== Problem to solve ==
Below is a block of records; repeat each one exactly.

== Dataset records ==
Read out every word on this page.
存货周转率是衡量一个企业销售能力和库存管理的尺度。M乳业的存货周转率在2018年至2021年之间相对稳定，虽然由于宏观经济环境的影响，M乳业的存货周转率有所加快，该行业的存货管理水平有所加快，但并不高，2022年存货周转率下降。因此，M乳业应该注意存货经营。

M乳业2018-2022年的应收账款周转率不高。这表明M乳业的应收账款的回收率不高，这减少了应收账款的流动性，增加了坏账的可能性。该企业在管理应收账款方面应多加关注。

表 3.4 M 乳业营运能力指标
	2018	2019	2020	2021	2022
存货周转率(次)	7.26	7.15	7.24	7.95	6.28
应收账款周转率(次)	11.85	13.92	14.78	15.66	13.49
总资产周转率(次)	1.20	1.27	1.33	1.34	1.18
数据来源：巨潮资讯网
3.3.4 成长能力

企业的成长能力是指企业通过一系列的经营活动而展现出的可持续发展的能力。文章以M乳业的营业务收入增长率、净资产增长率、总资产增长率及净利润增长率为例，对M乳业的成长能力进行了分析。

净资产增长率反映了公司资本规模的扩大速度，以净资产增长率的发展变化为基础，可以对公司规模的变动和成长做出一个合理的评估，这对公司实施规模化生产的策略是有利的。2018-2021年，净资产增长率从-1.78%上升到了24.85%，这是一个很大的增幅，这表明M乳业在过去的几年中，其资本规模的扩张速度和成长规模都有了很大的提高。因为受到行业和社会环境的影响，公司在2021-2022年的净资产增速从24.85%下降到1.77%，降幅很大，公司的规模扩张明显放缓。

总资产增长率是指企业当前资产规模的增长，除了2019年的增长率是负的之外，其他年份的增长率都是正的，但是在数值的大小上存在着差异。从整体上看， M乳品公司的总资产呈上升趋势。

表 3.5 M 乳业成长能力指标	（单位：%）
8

== Reply ==
Read out every word on this page.
存货周转率是衡量一个企业销售能力和库存管理的尺度。M乳业的存货周转率在2018年至2021年之间相对稳定，虽然由于宏观经济环境的影响，M乳业的存货周转率有所加快，该行业的存货管理水平有所加快，但并不高，2022年存货周转率下降。因此，M乳业应该注意存货经营。

M乳业2018-2022年的应收账款周转率不高。这表明M乳业的应收账款的回收率不高，这减少了应收账款的流动性，增加了坏账的可能性。该企业在管理应收账款方面应多加关注。

表 3.4 M 乳业营运能力指标
	2018	2019	2020	2021	2022
存货周转率(次)	7.26	7.15	7.24	7.95	6.28
应收账款周转率(次)	11.85	13.92	14.78	15.66	13.49
总资产周转率(次)	1.20	1.27	1.33	1.34	1.18
数据来源：巨潮资讯网
3.3.4 成长能力

企业的成长能力是指企业通过一系列的经营活动而展现出的可持续发展的能力。文章以M乳业的营业务收入增长率、净资产增长率、总资产增长率及净利润增长率为例，对M乳业的成长能力进行了分析。

净资产增长率反映了公司资本规模的扩大速度，以净资产增长率的发展变化为基础，可以对公司规模的变动和成长做出一个合理的评估，这对公司实施规模化生产的策略是有利的。2018-2021年，净资产增长率从-1.78%上升到了24.85%，这是一个很大的增幅，这表明M乳业在过去的几年中，其资本规模的扩张速度和成长规模都有了很大的提高。因为受到行业和社会环境的影响，公司在2021-2022年的净资产增速从24.85%下降到1.77%，降幅很大，公司的规模扩张明显放缓。

总资产增长率是指企业当前资产规模的增长，除了2019年的增长率是负的之外，其他年份的增长率都是正的，但是在数值的大小上存在着差异。从整体上看， M乳品公司的总资产呈上升趋势。

表 3.5 M 乳业成长能力指标	（单位：%）
8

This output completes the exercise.